Article -
++++++
New data shows that funding cuts have resulted in 69 per cent of comparable maintained schools in Wales facing real-terms cuts since 2010-11.
In total, according to figures from School Cuts Cymru, 922 schools in Wales have faced cuts, with real-terms per-pupil funding falling by £343 (7 per cent) for primary pupils, £388 (7 per cent) for secondary and £411 (2 per cent) for special schools.
The School Cuts Cymru website is run by the NEU teaching union, the Association of School and College Leaders and the NAHT school leaders’ union, supported by Parentkind and the National Governance Association.
Call to eradicate school funding cuts
The bodies are collectively calling for all political parties to commit to a plan to invest the funding needed to eradicate all school cuts. To restore funding back to 2010-11 levels in real terms for all schools in Wales, they say, would require an investment of £154 million.
++++++
Items -

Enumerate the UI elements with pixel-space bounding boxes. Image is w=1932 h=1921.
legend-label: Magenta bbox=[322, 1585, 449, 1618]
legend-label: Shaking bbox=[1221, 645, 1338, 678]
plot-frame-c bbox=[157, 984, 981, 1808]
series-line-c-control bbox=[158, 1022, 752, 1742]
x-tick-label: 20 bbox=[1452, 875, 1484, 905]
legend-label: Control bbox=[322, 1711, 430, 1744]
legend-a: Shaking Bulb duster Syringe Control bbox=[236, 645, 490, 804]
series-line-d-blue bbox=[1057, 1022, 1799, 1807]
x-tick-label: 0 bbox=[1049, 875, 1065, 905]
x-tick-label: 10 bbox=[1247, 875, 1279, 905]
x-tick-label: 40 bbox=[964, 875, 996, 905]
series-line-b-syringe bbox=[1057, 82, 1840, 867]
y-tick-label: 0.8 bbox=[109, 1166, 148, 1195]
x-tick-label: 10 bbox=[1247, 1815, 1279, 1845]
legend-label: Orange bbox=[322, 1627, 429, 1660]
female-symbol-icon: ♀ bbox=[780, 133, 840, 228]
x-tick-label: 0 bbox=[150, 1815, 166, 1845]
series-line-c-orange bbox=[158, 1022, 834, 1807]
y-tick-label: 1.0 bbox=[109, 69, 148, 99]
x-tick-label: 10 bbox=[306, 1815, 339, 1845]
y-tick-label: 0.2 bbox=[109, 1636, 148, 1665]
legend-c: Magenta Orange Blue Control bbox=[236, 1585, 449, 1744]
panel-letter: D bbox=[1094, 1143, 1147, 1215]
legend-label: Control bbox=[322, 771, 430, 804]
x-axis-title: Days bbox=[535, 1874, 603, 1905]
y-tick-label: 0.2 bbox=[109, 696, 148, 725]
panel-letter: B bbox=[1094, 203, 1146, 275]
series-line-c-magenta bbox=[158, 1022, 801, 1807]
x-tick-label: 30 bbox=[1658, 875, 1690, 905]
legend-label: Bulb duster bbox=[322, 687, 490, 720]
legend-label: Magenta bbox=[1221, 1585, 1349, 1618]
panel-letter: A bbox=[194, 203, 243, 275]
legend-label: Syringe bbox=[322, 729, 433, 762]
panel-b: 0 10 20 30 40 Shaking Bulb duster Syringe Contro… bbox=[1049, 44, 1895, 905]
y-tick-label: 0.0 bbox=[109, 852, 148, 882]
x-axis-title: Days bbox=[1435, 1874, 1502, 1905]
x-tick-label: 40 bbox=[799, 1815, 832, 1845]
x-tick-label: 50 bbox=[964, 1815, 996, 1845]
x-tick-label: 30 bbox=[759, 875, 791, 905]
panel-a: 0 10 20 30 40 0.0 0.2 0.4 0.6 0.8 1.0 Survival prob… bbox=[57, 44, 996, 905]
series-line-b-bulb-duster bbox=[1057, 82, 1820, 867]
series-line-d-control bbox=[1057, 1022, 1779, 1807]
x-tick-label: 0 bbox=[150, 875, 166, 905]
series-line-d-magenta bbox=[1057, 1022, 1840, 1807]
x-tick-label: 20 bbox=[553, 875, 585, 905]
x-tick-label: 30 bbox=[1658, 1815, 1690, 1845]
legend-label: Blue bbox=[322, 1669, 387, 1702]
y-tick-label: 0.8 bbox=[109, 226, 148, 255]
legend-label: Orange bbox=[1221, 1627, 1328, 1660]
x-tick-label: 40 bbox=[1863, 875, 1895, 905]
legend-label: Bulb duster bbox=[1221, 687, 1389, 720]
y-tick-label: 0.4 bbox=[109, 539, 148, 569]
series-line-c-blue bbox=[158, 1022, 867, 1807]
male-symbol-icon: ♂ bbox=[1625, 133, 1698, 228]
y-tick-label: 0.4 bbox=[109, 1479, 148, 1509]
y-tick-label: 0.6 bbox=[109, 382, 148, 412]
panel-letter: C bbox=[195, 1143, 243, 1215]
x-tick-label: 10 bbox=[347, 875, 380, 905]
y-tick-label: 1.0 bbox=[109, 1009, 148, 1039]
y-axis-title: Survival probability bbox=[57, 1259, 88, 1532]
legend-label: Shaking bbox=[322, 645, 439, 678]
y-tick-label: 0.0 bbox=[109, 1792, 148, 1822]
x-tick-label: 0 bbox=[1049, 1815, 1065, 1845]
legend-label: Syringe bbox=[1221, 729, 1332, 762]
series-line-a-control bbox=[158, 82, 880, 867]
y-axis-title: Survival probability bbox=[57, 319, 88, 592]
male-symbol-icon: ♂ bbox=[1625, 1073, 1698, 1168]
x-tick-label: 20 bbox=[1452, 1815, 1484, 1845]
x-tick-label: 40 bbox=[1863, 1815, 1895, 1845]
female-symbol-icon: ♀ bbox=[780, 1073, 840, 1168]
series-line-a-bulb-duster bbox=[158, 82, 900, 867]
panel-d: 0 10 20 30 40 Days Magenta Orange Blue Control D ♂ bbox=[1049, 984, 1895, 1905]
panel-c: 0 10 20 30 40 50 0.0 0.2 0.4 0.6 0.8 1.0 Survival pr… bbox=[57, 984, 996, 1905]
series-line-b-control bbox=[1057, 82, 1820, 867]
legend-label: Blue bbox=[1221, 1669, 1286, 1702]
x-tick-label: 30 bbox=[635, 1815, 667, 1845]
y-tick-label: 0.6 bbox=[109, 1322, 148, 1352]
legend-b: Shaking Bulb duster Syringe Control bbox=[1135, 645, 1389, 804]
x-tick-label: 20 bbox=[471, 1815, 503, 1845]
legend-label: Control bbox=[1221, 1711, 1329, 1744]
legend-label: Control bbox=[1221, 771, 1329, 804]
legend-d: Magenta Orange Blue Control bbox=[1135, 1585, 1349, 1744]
++++++
Exercise requirements -
What comes next in the article on school funding cuts in Wales above? Continue it from its last sentence.

Expected answer -
Eithne Hughes, director of ASCL Cymru, said: “Schools in Wales are facing a dire funding situation. There desperately needs to be more investment in education to help schools support all of their pupils and deliver an ever-growing list of reforms.”
NAHT Cymru national secretary Laura Doel said: “These damaging cuts help explain why Welsh schools are being forced into impossible choices, such as whether to lay off teachers and teaching assistants or reduce the curriculum, none of which are good for either pupils’ learning or staff morale and wellbeing.”
The School Cuts website was established in 2016 to show the impact of government funding decisions on every mainstream school in Wales.
Impact on teacher recruitment and retention
Acting NEU Wales secretary Nicola Fitzpatrick said: “Real-terms pay cuts have been central to many of the issues blighting schools.
“It affects recruitment, with the Welsh government unable to meet its training targets year on year. We also see teachers leaving in droves, and too many of them just a handful of years after qualifying.”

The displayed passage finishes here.